## Required task:
Copy the data that follows, character for character, minus the pictures.

## Excerpted data:
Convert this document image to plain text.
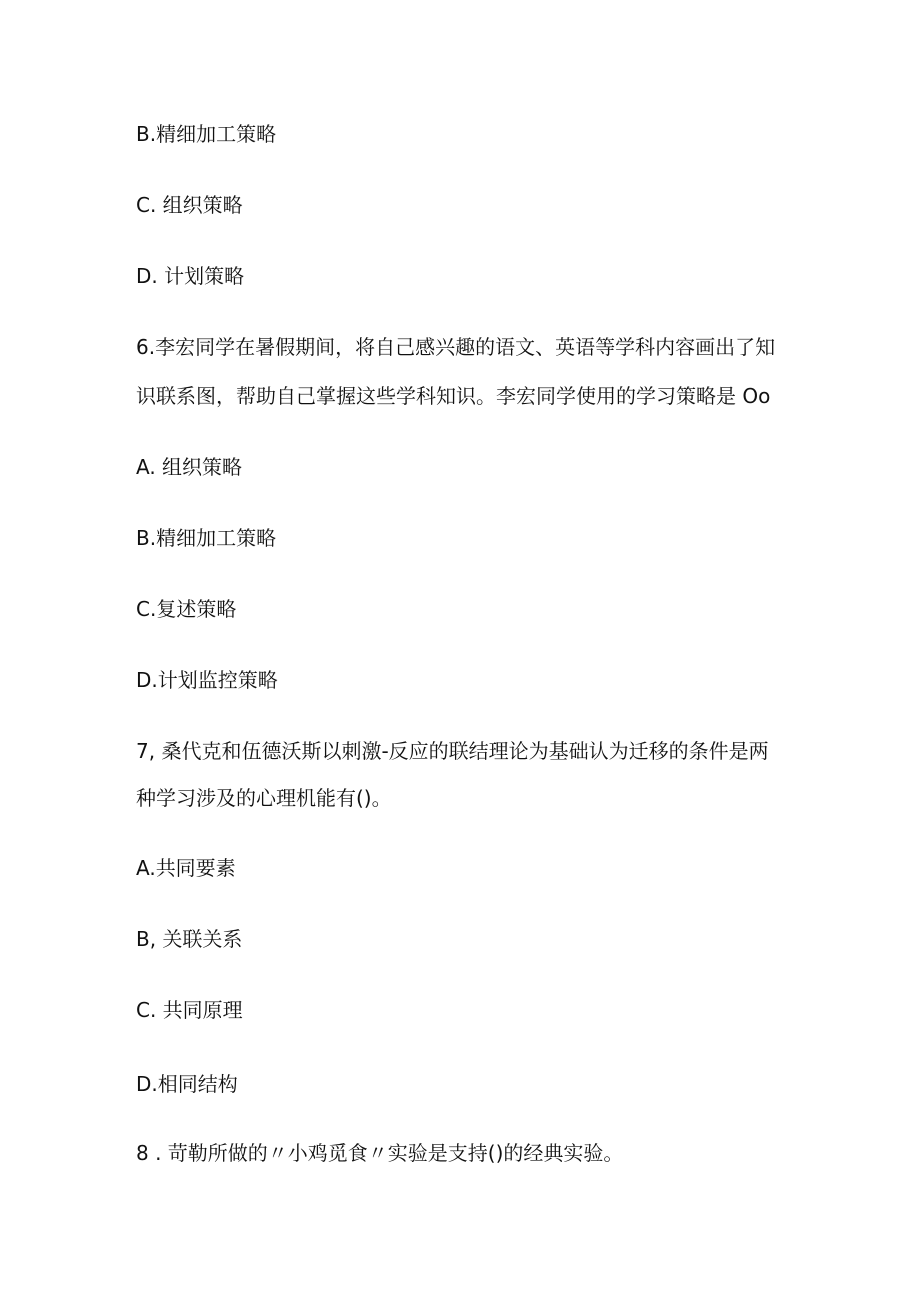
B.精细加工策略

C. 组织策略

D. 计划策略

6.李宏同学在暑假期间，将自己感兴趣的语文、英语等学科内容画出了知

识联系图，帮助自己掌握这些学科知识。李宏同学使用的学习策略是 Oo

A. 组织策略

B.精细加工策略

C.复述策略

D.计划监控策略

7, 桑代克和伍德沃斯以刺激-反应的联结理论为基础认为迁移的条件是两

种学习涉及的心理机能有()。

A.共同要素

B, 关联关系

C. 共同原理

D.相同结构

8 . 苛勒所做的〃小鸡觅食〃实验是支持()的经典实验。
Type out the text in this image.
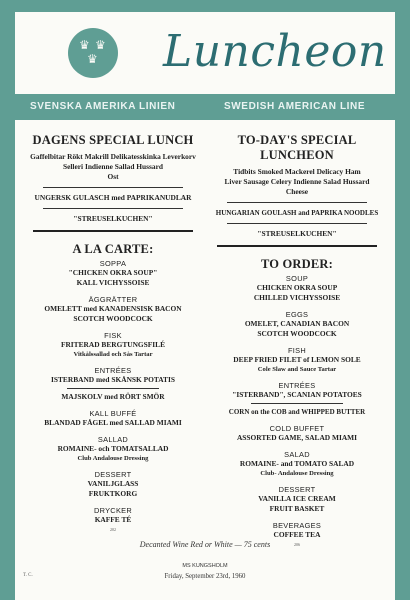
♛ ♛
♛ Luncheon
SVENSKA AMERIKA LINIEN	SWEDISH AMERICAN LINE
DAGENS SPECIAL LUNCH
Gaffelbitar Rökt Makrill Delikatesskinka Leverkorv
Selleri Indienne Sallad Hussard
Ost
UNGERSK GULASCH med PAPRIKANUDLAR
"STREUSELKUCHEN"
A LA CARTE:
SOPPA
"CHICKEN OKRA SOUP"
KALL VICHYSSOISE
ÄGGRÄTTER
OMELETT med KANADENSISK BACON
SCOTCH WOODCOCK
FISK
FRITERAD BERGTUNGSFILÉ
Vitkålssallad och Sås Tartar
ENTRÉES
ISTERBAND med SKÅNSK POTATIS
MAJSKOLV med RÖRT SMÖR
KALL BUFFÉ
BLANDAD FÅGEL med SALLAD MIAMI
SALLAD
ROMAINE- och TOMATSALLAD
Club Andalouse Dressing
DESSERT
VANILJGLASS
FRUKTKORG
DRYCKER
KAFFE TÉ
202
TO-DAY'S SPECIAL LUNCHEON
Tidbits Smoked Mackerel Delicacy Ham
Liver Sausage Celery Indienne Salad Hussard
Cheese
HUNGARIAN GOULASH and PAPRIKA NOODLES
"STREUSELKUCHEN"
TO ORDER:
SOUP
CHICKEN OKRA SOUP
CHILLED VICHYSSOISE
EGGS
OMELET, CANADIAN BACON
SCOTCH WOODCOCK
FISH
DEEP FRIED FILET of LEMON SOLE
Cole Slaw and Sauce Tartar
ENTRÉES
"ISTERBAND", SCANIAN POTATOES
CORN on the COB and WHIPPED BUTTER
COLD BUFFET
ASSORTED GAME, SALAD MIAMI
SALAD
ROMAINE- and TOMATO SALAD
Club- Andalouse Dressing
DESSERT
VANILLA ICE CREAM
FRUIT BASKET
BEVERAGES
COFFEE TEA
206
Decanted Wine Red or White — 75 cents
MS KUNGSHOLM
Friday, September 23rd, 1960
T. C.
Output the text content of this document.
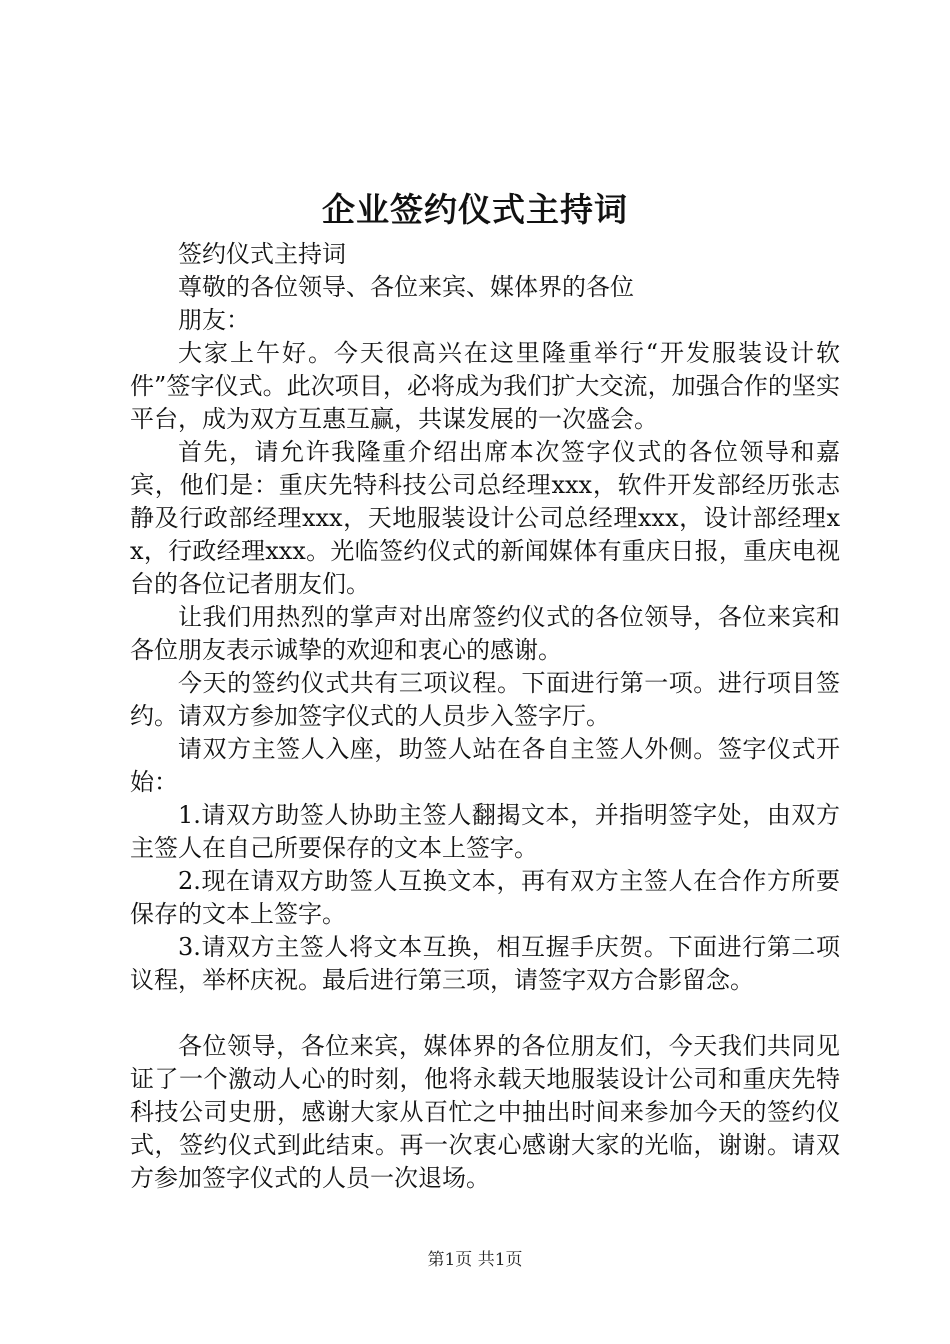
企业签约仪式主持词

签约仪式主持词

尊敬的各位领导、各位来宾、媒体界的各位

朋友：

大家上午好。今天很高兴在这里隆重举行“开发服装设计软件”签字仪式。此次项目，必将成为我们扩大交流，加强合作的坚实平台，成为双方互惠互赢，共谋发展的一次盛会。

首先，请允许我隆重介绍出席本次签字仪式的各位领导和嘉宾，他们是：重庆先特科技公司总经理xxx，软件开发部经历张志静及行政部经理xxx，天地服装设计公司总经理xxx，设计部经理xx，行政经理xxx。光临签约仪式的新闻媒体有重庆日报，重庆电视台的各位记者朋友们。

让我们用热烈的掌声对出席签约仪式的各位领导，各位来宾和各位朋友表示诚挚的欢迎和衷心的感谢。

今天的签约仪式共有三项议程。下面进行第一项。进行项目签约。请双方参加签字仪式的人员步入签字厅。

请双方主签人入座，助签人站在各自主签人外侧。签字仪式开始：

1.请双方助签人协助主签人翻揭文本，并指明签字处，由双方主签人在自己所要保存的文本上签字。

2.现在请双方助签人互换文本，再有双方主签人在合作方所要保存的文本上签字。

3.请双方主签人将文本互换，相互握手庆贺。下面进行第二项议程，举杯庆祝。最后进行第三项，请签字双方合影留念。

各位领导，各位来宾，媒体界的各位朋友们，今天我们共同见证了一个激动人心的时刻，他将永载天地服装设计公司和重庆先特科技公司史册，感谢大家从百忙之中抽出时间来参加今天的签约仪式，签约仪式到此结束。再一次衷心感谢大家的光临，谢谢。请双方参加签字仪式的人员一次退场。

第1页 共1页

## Solution to this task:
Convert this document image to plain text.
B.精细加工策略

C. 组织策略

D. 计划策略

6.李宏同学在暑假期间，将自己感兴趣的语文、英语等学科内容画出了知

识联系图，帮助自己掌握这些学科知识。李宏同学使用的学习策略是 Oo

A. 组织策略

B.精细加工策略

C.复述策略

D.计划监控策略

7, 桑代克和伍德沃斯以刺激-反应的联结理论为基础认为迁移的条件是两

种学习涉及的心理机能有()。

A.共同要素

B, 关联关系

C. 共同原理

D.相同结构

8 . 苛勒所做的〃小鸡觅食〃实验是支持()的经典实验。
Type out the text in this image.
♛ ♛
♛ Luncheon
SVENSKA AMERIKA LINIEN	SWEDISH AMERICAN LINE
DAGENS SPECIAL LUNCH
Gaffelbitar Rökt Makrill Delikatesskinka Leverkorv
Selleri Indienne Sallad Hussard
Ost
UNGERSK GULASCH med PAPRIKANUDLAR
"STREUSELKUCHEN"
A LA CARTE:
SOPPA
"CHICKEN OKRA SOUP"
KALL VICHYSSOISE
ÄGGRÄTTER
OMELETT med KANADENSISK BACON
SCOTCH WOODCOCK
FISK
FRITERAD BERGTUNGSFILÉ
Vitkålssallad och Sås Tartar
ENTRÉES
ISTERBAND med SKÅNSK POTATIS
MAJSKOLV med RÖRT SMÖR
KALL BUFFÉ
BLANDAD FÅGEL med SALLAD MIAMI
SALLAD
ROMAINE- och TOMATSALLAD
Club Andalouse Dressing
DESSERT
VANILJGLASS
FRUKTKORG
DRYCKER
KAFFE TÉ
202
TO-DAY'S SPECIAL LUNCHEON
Tidbits Smoked Mackerel Delicacy Ham
Liver Sausage Celery Indienne Salad Hussard
Cheese
HUNGARIAN GOULASH and PAPRIKA NOODLES
"STREUSELKUCHEN"
TO ORDER:
SOUP
CHICKEN OKRA SOUP
CHILLED VICHYSSOISE
EGGS
OMELET, CANADIAN BACON
SCOTCH WOODCOCK
FISH
DEEP FRIED FILET of LEMON SOLE
Cole Slaw and Sauce Tartar
ENTRÉES
"ISTERBAND", SCANIAN POTATOES
CORN on the COB and WHIPPED BUTTER
COLD BUFFET
ASSORTED GAME, SALAD MIAMI
SALAD
ROMAINE- and TOMATO SALAD
Club- Andalouse Dressing
DESSERT
VANILLA ICE CREAM
FRUIT BASKET
BEVERAGES
COFFEE TEA
206
Decanted Wine Red or White — 75 cents
MS KUNGSHOLM
Friday, September 23rd, 1960
T. C.
Output the text content of this document.
企业签约仪式主持词

签约仪式主持词

尊敬的各位领导、各位来宾、媒体界的各位

朋友：

大家上午好。今天很高兴在这里隆重举行“开发服装设计软件”签字仪式。此次项目，必将成为我们扩大交流，加强合作的坚实平台，成为双方互惠互赢，共谋发展的一次盛会。

首先，请允许我隆重介绍出席本次签字仪式的各位领导和嘉宾，他们是：重庆先特科技公司总经理xxx，软件开发部经历张志静及行政部经理xxx，天地服装设计公司总经理xxx，设计部经理xx，行政经理xxx。光临签约仪式的新闻媒体有重庆日报，重庆电视台的各位记者朋友们。

让我们用热烈的掌声对出席签约仪式的各位领导，各位来宾和各位朋友表示诚挚的欢迎和衷心的感谢。

今天的签约仪式共有三项议程。下面进行第一项。进行项目签约。请双方参加签字仪式的人员步入签字厅。

请双方主签人入座，助签人站在各自主签人外侧。签字仪式开始：

1.请双方助签人协助主签人翻揭文本，并指明签字处，由双方主签人在自己所要保存的文本上签字。

2.现在请双方助签人互换文本，再有双方主签人在合作方所要保存的文本上签字。

3.请双方主签人将文本互换，相互握手庆贺。下面进行第二项议程，举杯庆祝。最后进行第三项，请签字双方合影留念。

各位领导，各位来宾，媒体界的各位朋友们，今天我们共同见证了一个激动人心的时刻，他将永载天地服装设计公司和重庆先特科技公司史册，感谢大家从百忙之中抽出时间来参加今天的签约仪式，签约仪式到此结束。再一次衷心感谢大家的光临，谢谢。请双方参加签字仪式的人员一次退场。

第1页 共1页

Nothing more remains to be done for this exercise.